## begin Supplied data

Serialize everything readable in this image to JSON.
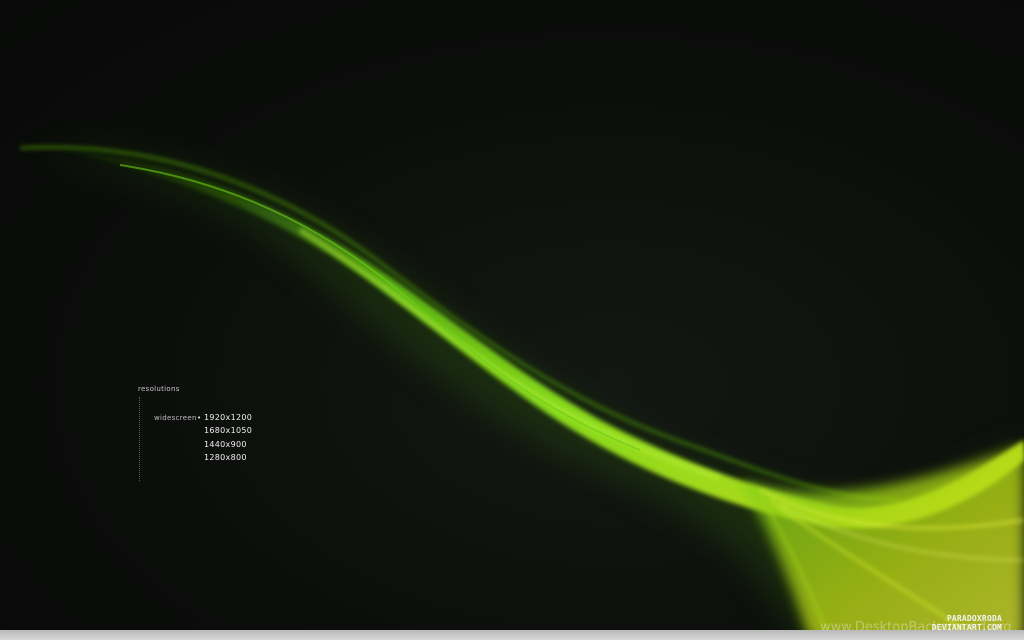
{
  "resolutions": {
    "title": "resolutions",
    "category": "widescreen",
    "bullet": "•",
    "items": [
      "1920x1200",
      "1680x1050",
      "1440x900",
      "1280x800"
    ]
  },
  "credit": {
    "line1": "PARADOXRODA",
    "line2": "DEVIANTART.COM"
  },
  "watermark": "www.DesktopBackground.org",
  "colors": {
    "background": "#0d0f0d",
    "wave_bright": "#7ddc18",
    "wave_yellow": "#d8e61a",
    "wave_dark": "#2f6a0a"
  }
}
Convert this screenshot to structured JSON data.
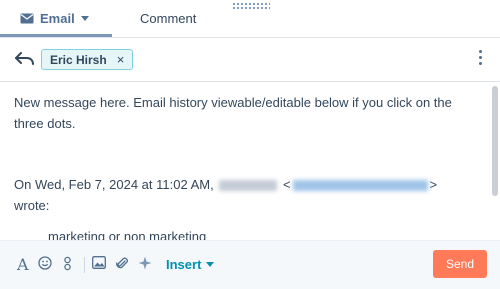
{
  "tabs": {
    "email_label": "Email",
    "comment_label": "Comment"
  },
  "recipients": {
    "chip_label": "Eric Hirsh",
    "chip_remove": "×"
  },
  "body": {
    "message": "New message here. Email history viewable/editable below if you click on the three dots.",
    "quote_prefix": "On Wed, Feb 7, 2024 at 11:02 AM,",
    "quote_lt": "<",
    "quote_gt": ">",
    "quote_suffix": "wrote:",
    "quoted_text": "marketing or non marketing"
  },
  "toolbar": {
    "format_label": "A",
    "insert_label": "Insert",
    "send_label": "Send"
  },
  "colors": {
    "accent": "#ff7a59",
    "link": "#0091ae",
    "chip_border": "#7fd1de",
    "text": "#33475b"
  }
}
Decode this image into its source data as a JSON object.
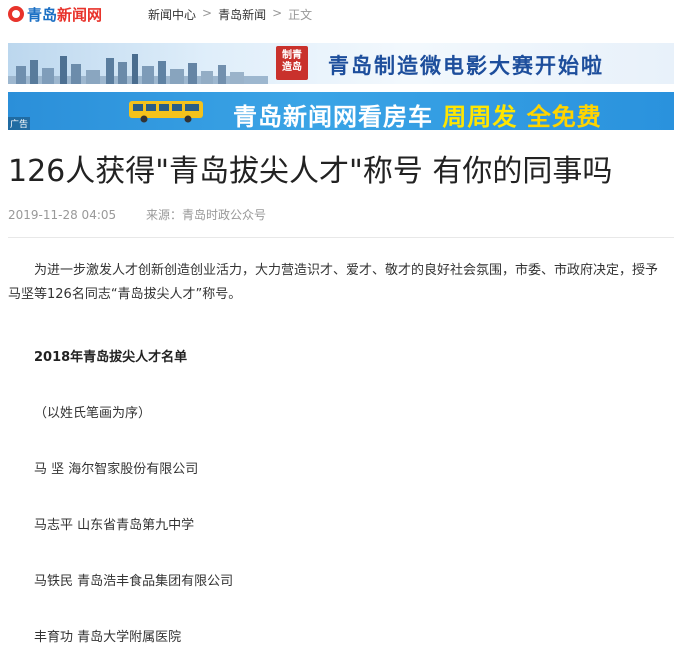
{
  "header": {
    "logo_part1": "青岛",
    "logo_part2": "新闻网",
    "breadcrumb": [
      "新闻中心",
      "青岛新闻",
      "正文"
    ],
    "breadcrumb_sep": ">"
  },
  "banners": {
    "banner1_badge": "制青\n造岛",
    "banner1_text": "青岛制造微电影大赛开始啦",
    "banner2_ad": "广告",
    "banner2_text_a": "青岛新闻网看房车 ",
    "banner2_text_b": "周周发",
    "banner2_text_c": " 全免费"
  },
  "article": {
    "title": "126人获得\"青岛拔尖人才\"称号 有你的同事吗",
    "date": "2019-11-28 04:05",
    "source": "来源：青岛时政公众号",
    "intro": "为进一步激发人才创新创造创业活力，大力营造识才、爱才、敬才的良好社会氛围，市委、市政府决定，授予马坚等126名同志“青岛拔尖人才”称号。",
    "list_title": "2018年青岛拔尖人才名单",
    "list_note": "（以姓氏笔画为序）",
    "entries": [
      "马 坚 海尔智家股份有限公司",
      "马志平 山东省青岛第九中学",
      "马铁民 青岛浩丰食品集团有限公司",
      "丰育功 青岛大学附属医院"
    ]
  },
  "colors": {
    "brand_blue": "#1a6fc4",
    "brand_red": "#e8332b",
    "banner2_bg": "#2b8fd9",
    "highlight_yellow": "#ffe600"
  }
}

## end Supplied data

Show each line of the listing that holds the string "JSON".

Serialize everything readable in this image to JSON.
Convert this screenshot to structured JSON data.
Decode this image into its source data as a JSON object.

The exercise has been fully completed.